** Task to complete **
Say how many lines contain "menu", using only the number.

'''

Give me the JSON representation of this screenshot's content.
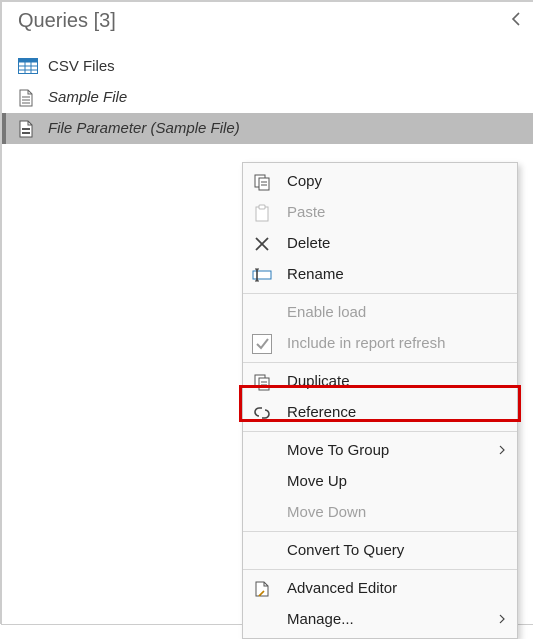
{
  "panel": {
    "title": "Queries [3]"
  },
  "queries": [
    {
      "label": "CSV Files"
    },
    {
      "label": "Sample File"
    },
    {
      "label": "File Parameter (Sample File)"
    }
  ],
  "menu": {
    "copy": "Copy",
    "paste": "Paste",
    "delete": "Delete",
    "rename": "Rename",
    "enable_load": "Enable load",
    "include_refresh": "Include in report refresh",
    "duplicate": "Duplicate",
    "reference": "Reference",
    "move_to_group": "Move To Group",
    "move_up": "Move Up",
    "move_down": "Move Down",
    "convert_to_query": "Convert To Query",
    "advanced_editor": "Advanced Editor",
    "manage": "Manage..."
  }
}
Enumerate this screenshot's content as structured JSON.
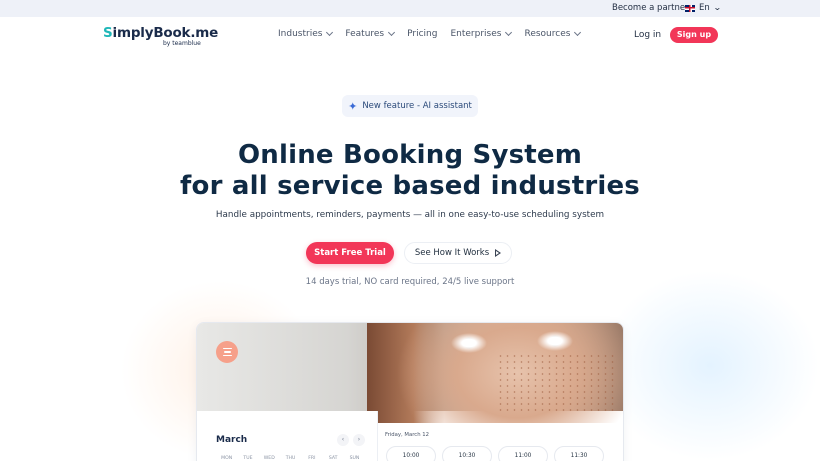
{
  "topbar": {
    "partner_label": "Become a partner",
    "language_label": "En"
  },
  "header": {
    "logo_text_prefix": "S",
    "logo_text_rest": "implyBook.me",
    "logo_by": "by teamblue",
    "nav": [
      {
        "label": "Industries",
        "has_dropdown": true
      },
      {
        "label": "Features",
        "has_dropdown": true
      },
      {
        "label": "Pricing",
        "has_dropdown": false
      },
      {
        "label": "Enterprises",
        "has_dropdown": true
      },
      {
        "label": "Resources",
        "has_dropdown": true
      }
    ],
    "login_label": "Log in",
    "signup_label": "Sign up"
  },
  "hero": {
    "feature_pill": "New feature - AI assistant",
    "headline_line1": "Online Booking System",
    "headline_line2": "for all service based industries",
    "subline": "Handle appointments, reminders, payments — all in one easy-to-use scheduling system",
    "cta_primary": "Start Free Trial",
    "cta_secondary": "See How It Works",
    "trial_note": "14 days trial, NO card required, 24/5 live support"
  },
  "preview": {
    "calendar_month": "March",
    "prev_arrow": "‹",
    "next_arrow": "›",
    "weekdays": [
      "MON",
      "TUE",
      "WED",
      "THU",
      "FRI",
      "SAT",
      "SUN"
    ],
    "slot_date": "Friday, March 12",
    "slots": [
      "10:00",
      "10:30",
      "11:00",
      "11:30"
    ]
  },
  "colors": {
    "accent": "#f23658",
    "brand_teal": "#1fb7b8",
    "navy": "#0f2a44"
  },
  "icons": {
    "feature": "sparkle-icon",
    "language": "uk-flag-icon",
    "secondary_cta": "play-icon",
    "preview_menu": "hamburger-menu-icon"
  }
}
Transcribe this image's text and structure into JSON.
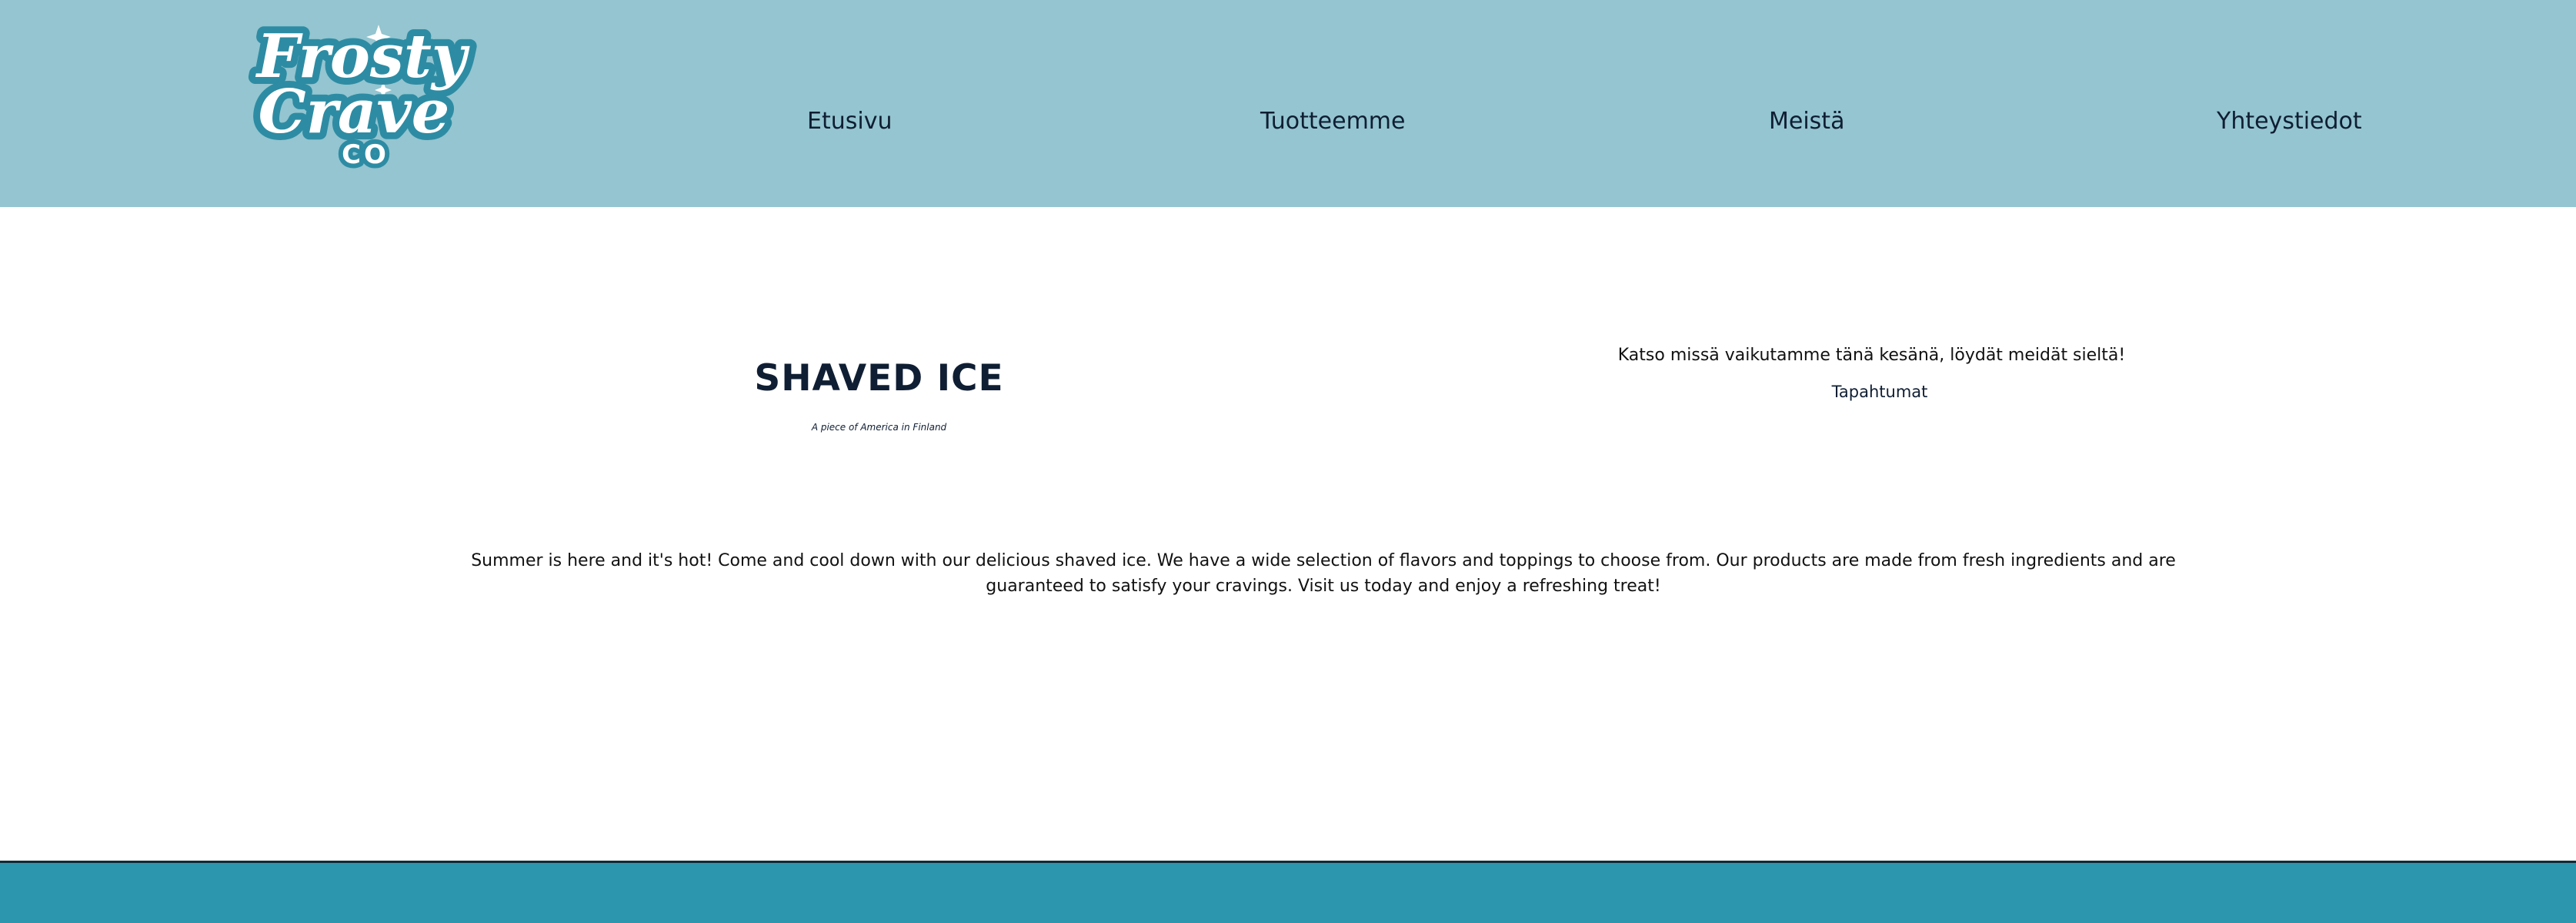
{
  "header": {
    "logo": {
      "line1": "Frosty",
      "line2": "Crave",
      "line3": "CO"
    },
    "nav": [
      {
        "label": "Etusivu"
      },
      {
        "label": "Tuotteemme"
      },
      {
        "label": "Meistä"
      },
      {
        "label": "Yhteystiedot"
      }
    ]
  },
  "hero": {
    "title": "SHAVED ICE",
    "subtitle": "A piece of America in Finland"
  },
  "events": {
    "text": "Katso missä vaikutamme tänä kesänä, löydät meidät sieltä!",
    "link_label": "Tapahtumat"
  },
  "main": {
    "description": "Summer is here and it's hot! Come and cool down with our delicious shaved ice. We have a wide selection of flavors and toppings to choose from. Our products are made from fresh ingredients and are guaranteed to satisfy your cravings. Visit us today and enjoy a refreshing treat!"
  },
  "colors": {
    "header_bg": "#94c5d0",
    "footer_bg": "#2b96ad",
    "text_dark": "#0f1e33",
    "logo_teal": "#2d8ca3"
  }
}
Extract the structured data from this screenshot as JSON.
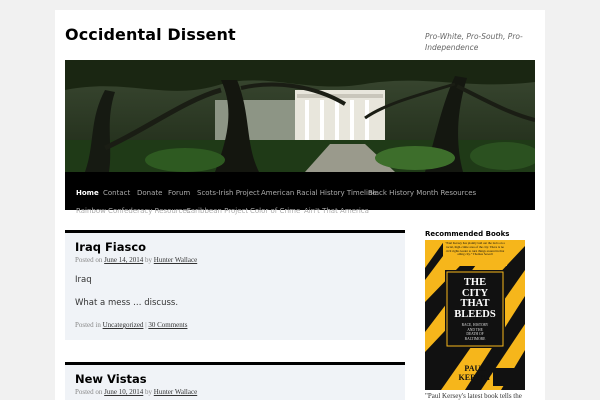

'''

** Expected output **
2